=== Data entries ===
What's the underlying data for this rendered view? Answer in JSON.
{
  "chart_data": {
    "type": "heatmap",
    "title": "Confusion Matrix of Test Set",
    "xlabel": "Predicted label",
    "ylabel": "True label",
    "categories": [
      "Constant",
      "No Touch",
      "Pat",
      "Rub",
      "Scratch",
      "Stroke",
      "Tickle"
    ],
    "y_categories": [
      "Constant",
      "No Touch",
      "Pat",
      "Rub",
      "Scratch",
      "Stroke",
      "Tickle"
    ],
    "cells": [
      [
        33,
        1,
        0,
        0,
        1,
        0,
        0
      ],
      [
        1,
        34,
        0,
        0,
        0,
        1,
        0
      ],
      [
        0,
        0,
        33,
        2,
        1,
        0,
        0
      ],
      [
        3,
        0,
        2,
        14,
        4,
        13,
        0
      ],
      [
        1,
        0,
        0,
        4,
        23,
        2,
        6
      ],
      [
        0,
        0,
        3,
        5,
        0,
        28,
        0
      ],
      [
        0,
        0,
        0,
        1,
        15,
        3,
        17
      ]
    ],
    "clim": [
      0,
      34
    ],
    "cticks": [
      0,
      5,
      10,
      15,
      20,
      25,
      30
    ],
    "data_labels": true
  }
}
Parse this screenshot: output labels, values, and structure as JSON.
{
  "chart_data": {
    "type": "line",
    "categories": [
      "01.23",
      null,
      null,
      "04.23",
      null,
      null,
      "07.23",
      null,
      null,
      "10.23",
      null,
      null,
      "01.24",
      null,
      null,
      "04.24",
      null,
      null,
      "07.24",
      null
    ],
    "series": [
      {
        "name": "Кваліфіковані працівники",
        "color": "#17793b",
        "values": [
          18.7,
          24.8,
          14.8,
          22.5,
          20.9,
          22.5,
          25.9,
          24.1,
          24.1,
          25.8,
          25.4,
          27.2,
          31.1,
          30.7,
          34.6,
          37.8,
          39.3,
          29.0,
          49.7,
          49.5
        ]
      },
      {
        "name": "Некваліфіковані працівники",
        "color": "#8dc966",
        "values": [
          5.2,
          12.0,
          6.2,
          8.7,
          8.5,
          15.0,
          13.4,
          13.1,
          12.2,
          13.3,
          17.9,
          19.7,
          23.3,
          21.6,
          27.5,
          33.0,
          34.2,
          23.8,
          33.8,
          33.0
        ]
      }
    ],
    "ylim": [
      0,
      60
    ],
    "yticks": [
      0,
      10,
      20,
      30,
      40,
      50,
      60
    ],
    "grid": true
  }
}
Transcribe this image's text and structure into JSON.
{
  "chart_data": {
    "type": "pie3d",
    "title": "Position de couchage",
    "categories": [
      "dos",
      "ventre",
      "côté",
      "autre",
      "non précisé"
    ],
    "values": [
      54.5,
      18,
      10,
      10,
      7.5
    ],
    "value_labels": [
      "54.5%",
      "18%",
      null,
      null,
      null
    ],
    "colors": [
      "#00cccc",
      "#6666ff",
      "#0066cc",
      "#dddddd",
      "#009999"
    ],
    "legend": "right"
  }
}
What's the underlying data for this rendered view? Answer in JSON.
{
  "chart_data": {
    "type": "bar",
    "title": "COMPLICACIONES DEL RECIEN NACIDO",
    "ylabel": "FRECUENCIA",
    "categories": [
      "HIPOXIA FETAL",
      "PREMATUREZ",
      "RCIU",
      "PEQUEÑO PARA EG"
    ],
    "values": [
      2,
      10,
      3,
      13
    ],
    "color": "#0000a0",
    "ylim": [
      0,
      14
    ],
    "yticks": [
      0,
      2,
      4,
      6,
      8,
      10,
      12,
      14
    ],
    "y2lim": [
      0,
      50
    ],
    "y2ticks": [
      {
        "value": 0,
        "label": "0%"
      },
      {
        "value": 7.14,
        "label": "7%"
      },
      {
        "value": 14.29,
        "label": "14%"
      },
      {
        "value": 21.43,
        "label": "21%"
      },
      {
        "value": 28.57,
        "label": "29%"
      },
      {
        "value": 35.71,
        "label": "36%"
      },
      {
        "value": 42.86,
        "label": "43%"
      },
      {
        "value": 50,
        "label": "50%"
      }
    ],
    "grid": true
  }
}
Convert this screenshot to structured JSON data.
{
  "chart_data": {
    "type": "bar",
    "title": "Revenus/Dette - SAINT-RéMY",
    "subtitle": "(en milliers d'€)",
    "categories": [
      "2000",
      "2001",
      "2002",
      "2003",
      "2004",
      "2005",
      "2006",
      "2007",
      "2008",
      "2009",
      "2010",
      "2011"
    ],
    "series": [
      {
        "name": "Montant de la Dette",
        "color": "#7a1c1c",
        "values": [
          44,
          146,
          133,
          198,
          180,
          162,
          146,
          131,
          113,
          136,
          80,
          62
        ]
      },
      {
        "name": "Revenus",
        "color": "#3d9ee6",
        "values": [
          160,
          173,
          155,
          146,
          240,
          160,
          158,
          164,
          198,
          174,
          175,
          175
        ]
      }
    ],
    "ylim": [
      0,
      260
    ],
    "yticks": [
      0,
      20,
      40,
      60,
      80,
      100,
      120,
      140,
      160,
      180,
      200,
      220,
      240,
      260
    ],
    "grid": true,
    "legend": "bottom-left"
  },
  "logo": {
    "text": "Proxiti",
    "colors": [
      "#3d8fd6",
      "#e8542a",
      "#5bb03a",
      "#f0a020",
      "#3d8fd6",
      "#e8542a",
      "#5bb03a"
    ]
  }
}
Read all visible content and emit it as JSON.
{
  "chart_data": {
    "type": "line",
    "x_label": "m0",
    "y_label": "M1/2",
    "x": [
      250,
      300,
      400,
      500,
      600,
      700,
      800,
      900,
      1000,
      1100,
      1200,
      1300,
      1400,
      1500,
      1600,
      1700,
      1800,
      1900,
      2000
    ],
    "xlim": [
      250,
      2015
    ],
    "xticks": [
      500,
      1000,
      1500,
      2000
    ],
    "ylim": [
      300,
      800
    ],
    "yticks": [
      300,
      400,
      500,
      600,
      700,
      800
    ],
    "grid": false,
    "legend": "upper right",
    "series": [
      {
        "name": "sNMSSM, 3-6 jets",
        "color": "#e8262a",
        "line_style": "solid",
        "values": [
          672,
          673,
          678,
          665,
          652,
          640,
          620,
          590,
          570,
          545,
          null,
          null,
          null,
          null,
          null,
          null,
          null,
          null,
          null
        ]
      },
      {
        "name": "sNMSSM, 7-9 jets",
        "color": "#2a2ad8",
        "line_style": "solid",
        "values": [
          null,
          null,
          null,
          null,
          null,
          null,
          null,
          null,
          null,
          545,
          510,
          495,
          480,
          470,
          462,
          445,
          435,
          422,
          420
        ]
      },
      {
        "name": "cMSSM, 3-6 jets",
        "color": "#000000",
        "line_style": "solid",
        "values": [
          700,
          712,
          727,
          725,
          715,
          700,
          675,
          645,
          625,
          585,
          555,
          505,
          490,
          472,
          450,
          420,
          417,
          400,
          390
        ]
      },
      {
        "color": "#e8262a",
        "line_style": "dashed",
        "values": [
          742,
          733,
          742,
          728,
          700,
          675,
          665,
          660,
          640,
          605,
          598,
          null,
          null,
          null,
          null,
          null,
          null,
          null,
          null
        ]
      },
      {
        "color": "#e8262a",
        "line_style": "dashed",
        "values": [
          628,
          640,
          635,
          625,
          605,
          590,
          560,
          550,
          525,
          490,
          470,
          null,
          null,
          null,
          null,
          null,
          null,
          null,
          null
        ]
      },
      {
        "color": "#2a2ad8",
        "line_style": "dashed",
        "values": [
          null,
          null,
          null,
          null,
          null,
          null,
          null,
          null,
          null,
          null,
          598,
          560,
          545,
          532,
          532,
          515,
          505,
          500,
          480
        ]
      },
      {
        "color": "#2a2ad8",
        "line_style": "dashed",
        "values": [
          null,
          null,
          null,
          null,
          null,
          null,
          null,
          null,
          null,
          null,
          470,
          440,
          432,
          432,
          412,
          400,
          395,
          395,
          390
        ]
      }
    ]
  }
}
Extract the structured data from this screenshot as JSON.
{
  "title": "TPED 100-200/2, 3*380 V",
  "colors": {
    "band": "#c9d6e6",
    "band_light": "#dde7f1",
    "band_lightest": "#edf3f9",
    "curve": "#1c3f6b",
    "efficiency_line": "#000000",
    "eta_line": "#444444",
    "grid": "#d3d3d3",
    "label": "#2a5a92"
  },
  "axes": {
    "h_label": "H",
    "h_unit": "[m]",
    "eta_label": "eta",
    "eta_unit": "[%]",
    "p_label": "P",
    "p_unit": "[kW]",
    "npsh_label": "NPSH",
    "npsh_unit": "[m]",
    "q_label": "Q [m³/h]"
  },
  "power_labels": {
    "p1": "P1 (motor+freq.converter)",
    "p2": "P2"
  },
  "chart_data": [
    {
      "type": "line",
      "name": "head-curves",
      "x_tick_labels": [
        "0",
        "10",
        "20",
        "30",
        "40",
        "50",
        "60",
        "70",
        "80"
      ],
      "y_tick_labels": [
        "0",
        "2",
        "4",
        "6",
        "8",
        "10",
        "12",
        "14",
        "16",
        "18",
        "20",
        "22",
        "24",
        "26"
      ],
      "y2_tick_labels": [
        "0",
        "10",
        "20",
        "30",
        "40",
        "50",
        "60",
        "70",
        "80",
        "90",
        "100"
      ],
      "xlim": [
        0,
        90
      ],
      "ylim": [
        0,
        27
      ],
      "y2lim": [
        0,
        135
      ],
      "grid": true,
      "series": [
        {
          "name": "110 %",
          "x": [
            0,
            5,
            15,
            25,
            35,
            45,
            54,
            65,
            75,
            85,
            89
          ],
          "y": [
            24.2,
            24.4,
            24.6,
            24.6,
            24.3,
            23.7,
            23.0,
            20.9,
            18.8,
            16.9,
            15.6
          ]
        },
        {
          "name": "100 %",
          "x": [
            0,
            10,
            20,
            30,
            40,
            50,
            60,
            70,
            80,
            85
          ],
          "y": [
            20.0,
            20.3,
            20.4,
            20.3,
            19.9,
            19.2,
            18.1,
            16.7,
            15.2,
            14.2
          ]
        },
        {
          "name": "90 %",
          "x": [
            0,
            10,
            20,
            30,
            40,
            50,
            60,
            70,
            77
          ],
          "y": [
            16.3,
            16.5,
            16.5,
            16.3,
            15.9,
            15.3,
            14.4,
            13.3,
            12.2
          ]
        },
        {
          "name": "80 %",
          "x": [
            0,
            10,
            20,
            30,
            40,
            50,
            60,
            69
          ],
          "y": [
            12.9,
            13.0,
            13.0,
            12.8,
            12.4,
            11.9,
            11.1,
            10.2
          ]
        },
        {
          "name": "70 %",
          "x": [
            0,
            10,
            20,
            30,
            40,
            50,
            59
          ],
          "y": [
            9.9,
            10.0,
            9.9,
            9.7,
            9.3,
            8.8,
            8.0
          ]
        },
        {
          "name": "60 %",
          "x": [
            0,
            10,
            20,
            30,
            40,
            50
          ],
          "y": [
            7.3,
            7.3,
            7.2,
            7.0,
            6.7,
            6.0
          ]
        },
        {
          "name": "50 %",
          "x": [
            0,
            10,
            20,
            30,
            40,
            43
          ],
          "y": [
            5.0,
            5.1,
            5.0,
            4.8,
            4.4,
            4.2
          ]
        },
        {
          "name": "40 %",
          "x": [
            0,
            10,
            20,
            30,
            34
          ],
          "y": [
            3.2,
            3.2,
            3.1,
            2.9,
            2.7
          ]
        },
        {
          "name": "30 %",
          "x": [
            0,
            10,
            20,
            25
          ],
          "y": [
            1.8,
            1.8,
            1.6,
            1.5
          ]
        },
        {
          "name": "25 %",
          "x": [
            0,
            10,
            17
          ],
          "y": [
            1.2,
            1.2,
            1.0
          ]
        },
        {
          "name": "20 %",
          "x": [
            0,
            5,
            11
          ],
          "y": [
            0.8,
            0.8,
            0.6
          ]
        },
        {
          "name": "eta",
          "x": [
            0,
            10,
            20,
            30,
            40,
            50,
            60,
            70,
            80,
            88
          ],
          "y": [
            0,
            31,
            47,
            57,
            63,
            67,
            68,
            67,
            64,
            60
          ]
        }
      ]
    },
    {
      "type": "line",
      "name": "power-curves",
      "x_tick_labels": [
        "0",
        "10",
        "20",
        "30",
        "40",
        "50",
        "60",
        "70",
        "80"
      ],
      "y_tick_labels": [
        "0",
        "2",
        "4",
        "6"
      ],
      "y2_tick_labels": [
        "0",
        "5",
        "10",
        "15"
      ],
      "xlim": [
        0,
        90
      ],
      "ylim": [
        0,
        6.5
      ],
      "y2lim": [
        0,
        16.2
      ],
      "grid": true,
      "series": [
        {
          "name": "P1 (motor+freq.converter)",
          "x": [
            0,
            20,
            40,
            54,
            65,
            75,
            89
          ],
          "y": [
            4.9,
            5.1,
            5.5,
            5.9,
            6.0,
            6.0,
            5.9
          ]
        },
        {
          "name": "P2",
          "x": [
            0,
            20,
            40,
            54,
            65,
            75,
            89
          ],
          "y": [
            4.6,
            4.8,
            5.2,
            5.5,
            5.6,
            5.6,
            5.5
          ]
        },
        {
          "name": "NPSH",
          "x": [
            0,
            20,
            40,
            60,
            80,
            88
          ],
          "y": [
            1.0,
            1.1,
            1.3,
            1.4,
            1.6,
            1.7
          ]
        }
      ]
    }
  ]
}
===
What is being asked
Of the lines in this data, how many contain "legend"? Reply with only the number.

Output of the exercise
3